*SUPPLIED PASSAGE*

(1) The saw chain has to be forced to cut by applying pressure to the engine unit. It does not pull itself into the wood.
(2) The saw starts to produce fine sawdust instead of chips or coarse strands.
(3) Smoke develops in or around the cut, even though the chain lubrication is in working order and the chain tension is correct.
(4) The cut is crooked and the chainsaw wanders in one direction. This is an indication of dull cutting teeth on one side of the chain or uneven cutting teeth lengths.
(5) It is difficult to achieve precise positioning. The chainsaw “rattles” and “bounces” during the cut.
If you want your chiansaw to deliver the best cutting performance each and every time and to enjoy a long service life as well, you should make sure to do several key things.
Regularly clean the sprocket nose, the oil inlet hole and the oil the bar groove and the cooling fins.
Rotate the guide bar and remove burrs from the guide bar (if necessary) after each time you change or sharpen the chain.
Check the chain tension on new chainsaws once you have worn them in and never work without lubricating your chain!
I did want to explain saw chain sharpening, because my sense is that the casual saw user finds this daunting, and at the same time, underestimates its importance. I know people who will just stop using a dull saw, or will go out and buy a new chain every time the old one becomes dull. That’s $20 wasted! A sharp saw is a pleasure to use; much more effectual, safer, and less tiring. Consider trying to carve a roast beef with a butter knife, then picking up a carving knife to do the job. what was I thinking?

*EXTRACTED MATERIAL*
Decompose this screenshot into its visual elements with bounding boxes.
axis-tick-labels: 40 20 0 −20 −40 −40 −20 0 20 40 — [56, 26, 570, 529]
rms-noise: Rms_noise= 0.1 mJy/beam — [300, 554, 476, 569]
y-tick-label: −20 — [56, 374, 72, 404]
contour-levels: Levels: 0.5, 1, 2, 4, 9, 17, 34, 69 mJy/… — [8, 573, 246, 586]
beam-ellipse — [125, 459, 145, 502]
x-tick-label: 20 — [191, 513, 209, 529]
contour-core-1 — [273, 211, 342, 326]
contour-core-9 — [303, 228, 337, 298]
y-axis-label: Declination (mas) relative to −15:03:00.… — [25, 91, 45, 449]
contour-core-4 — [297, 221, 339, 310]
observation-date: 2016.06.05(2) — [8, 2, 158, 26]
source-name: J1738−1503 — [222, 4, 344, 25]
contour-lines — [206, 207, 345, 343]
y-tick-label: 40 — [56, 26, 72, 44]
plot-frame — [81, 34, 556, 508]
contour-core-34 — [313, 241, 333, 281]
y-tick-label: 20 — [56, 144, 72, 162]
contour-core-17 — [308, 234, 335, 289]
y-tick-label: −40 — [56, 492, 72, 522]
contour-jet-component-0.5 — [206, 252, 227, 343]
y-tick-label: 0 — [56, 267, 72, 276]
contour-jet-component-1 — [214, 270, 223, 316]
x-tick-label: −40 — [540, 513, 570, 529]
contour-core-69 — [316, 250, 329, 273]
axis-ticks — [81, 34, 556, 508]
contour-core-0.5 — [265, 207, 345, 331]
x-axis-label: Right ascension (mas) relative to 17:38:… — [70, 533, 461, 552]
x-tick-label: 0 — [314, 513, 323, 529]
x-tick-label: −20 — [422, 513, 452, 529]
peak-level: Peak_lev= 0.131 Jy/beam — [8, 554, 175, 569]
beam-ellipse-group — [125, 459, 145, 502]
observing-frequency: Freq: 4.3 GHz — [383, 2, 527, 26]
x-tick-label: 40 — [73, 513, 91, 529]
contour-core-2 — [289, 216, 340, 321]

*EXERCISES TO COMPLETE*
- a) Edit the chainsaw text from "Rotate the guide" up to and including "lubricating your chain!", replacing "lubricating" with "oiling".
- b) According to the chainsaw text, what does a crooked cut in which the saw wanders in one direction indicate?
- c) Summarize the chainsaw text in two sentences.

*TASK-BY-TASK OUTPUTS*
- a)
Rotate the guide bar and remove burrs from the guide bar (if necessary) after each time you change or sharpen the chain.
Check the chain tension on new chainsaws once you have worn them in and never work without oiling your chain!

- b) It indicates dull cutting teeth on one side of the chain or uneven cutting teeth lengths.

- c) The text lists signs of a poorly cutting chain: it must be forced into the wood, it makes fine sawdust instead of chips, it smokes despite correct lubrication and tension, it cuts crooked, and it rattles and bounces. It advises regular cleaning, rotating and deburring the guide bar, checking chain tension, and always lubricating the chain, and it stresses sharpening because a sharp saw is more effectual, safer, and less tiring.